> _ESTRATTO DA LEGGERE_:
★ ★ ★ ★ ★ ★ ★
La costituzione dell’Aurora Assicurazioni ha avuto, dunque, efficacia sanante.

2.1 – Il primo motivo denuncia violazione e/o falsa applicazione dell’art. 132 c.p.c., comma 1, n. 4, nonchè degli artt. 101, 183 e 359 c.p.c. in relazione all’art. 111 Cost., commi 1 e 2; in ogni caso omissione, insufficienza e/o contraddittorietà della motivazione circa un fatto controverso e decisivo per il giudizio: in particolare, omissione di motivazione circa la mancata elezione di domicilio da parte del procuratore Meie in primo grado.

2.2 – Ai ricorsi proposti contro le sentenze pubblicate a partire dal 2.3.2006, data di entrata in vigore del D.Lgs. 2 febbraio 2006, n. 40, recante modifiche al codice di procedura civile in materia di ricorso per cassazione, si applicano le disposizioni dettate nello stesso decreto al Capo 1^.
★ ★ ★ ★ ★ ★ ★
> _RIGHE_:
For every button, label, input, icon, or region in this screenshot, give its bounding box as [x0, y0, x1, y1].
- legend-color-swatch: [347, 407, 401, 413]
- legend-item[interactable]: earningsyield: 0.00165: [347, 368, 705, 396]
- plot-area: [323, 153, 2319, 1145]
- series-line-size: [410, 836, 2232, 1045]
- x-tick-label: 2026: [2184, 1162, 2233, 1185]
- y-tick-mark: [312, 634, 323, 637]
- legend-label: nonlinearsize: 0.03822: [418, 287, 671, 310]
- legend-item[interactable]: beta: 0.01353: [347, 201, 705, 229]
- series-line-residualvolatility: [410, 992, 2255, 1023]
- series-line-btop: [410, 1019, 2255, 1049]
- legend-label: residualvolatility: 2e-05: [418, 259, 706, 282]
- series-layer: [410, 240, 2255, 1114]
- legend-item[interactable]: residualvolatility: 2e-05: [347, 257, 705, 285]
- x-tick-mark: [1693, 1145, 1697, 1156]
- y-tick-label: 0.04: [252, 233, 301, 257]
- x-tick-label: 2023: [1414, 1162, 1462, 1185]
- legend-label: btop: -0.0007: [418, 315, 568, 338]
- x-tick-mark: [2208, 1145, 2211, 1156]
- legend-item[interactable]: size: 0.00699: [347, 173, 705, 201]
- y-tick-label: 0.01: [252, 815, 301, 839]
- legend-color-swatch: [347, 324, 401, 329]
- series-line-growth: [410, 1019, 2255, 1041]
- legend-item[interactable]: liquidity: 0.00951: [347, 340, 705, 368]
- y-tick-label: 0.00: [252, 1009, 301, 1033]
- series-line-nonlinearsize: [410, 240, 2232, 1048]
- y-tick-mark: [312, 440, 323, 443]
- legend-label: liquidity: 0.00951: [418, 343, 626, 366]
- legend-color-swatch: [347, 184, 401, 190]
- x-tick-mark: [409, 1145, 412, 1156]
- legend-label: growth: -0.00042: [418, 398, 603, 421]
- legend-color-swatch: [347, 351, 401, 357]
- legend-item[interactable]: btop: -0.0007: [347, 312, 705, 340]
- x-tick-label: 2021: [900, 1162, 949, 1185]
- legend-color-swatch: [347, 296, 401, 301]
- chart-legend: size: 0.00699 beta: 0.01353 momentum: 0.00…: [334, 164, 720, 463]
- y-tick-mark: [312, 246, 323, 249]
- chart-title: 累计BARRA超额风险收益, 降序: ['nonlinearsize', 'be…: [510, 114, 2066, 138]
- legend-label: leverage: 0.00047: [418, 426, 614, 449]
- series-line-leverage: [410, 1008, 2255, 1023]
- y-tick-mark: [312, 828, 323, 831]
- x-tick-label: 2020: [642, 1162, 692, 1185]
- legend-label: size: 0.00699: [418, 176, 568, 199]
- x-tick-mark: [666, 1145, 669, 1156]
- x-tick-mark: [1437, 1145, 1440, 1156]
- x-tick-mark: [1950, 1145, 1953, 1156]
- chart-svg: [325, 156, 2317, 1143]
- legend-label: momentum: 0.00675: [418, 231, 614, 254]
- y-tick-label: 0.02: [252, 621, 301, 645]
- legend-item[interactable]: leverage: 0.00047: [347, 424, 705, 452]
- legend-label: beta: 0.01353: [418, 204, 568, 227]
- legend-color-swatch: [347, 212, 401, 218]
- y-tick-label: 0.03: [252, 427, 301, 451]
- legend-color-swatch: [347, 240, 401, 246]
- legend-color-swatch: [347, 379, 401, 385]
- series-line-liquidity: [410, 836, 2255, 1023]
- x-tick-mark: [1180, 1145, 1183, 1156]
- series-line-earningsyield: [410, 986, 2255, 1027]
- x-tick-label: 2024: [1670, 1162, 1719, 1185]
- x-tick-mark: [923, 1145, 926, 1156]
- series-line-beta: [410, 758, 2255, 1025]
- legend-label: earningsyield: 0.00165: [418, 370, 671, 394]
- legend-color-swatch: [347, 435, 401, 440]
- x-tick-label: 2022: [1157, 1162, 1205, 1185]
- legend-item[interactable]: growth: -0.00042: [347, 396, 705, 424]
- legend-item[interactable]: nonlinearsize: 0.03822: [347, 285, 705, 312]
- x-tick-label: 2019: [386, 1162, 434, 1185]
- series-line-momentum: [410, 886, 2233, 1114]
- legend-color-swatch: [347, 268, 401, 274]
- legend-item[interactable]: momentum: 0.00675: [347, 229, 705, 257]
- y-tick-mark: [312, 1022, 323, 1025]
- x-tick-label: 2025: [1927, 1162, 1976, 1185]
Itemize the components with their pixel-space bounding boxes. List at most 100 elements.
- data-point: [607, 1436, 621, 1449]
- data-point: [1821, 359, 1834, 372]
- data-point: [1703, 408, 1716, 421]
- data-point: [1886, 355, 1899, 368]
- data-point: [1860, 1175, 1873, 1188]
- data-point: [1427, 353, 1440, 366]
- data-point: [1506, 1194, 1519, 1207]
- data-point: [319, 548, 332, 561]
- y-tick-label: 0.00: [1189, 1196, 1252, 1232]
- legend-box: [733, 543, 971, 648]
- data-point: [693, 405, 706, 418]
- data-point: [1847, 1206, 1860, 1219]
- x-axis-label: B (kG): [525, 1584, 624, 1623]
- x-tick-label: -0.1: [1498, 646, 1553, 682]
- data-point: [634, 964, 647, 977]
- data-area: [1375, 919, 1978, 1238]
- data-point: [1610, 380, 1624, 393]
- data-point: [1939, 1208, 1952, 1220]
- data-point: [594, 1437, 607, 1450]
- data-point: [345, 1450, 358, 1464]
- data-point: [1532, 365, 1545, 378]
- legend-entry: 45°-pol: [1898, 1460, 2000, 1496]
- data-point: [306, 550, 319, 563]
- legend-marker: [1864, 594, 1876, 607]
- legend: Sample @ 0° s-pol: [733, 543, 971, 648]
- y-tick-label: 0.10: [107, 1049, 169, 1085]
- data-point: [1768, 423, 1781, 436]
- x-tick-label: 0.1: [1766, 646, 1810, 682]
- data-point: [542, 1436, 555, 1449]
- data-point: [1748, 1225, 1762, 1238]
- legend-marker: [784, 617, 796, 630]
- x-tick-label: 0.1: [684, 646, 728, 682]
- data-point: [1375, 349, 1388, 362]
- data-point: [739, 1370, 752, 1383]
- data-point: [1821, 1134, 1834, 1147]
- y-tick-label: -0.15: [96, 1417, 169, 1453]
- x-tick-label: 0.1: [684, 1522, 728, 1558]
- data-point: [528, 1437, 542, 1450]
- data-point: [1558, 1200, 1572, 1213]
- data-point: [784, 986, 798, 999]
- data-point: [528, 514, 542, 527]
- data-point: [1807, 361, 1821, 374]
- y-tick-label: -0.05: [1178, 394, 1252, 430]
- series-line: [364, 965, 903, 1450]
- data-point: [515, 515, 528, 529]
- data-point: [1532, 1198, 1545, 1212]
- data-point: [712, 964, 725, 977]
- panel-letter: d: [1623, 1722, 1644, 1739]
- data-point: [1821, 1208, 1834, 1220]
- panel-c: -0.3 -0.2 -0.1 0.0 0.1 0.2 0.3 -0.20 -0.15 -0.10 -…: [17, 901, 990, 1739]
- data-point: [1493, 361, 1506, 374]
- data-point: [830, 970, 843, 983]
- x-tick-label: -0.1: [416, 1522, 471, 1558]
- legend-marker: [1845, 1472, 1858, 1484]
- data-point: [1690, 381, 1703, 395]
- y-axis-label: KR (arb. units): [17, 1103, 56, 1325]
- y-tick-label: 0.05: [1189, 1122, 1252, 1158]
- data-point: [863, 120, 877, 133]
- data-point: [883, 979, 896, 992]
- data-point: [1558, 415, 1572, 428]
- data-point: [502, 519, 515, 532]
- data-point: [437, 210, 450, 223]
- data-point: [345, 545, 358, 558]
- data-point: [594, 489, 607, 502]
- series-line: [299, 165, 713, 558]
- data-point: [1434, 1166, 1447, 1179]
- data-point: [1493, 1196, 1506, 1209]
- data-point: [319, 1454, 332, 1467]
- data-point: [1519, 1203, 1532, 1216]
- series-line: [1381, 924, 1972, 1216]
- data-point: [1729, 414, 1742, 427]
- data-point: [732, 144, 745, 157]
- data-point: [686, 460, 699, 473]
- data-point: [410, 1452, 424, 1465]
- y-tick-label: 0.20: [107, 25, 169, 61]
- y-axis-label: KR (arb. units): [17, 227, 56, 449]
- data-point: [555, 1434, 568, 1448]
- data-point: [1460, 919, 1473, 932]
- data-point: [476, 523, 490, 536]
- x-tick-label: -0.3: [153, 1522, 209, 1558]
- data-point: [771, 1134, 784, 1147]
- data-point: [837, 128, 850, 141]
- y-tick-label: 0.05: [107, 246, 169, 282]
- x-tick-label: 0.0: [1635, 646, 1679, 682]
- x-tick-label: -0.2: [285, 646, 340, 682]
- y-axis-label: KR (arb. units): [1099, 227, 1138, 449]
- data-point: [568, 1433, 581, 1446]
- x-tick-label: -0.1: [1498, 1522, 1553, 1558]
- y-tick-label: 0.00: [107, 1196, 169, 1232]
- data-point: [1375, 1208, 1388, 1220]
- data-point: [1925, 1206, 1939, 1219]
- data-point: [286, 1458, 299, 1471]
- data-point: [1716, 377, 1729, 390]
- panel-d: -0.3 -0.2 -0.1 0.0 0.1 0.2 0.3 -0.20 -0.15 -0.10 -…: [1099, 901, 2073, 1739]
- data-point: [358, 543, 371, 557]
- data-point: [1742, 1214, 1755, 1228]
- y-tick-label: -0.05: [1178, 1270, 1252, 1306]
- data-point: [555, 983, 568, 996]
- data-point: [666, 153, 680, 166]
★ ★ ★ ★ ★ ★ ★
> _COMPITI_:
1. Riscrivi il passo dell'estratto che inizia con le parole contenenti "2.2 – Ai ricorsi" e si chiude con "al Capo 1^.", cambiando "ricorso per cassazione" in "ricorso in cassazione".
2. Secondo l'estratto, in quale data è entrato in vigore il D.Lgs. 2 febbraio 2006, n. 40?

> _RISULTATI_:
1.
2.2 – Ai ricorsi proposti contro le sentenze pubblicate a partire dal 2.3.2006, data di entrata in vigore del D.Lgs. 2 febbraio 2006, n. 40, recante modifiche al codice di procedura civile in materia di ricorso in cassazione, si applicano le disposizioni dettate nello stesso decreto al Capo 1^.

2. Il 2.3.2006.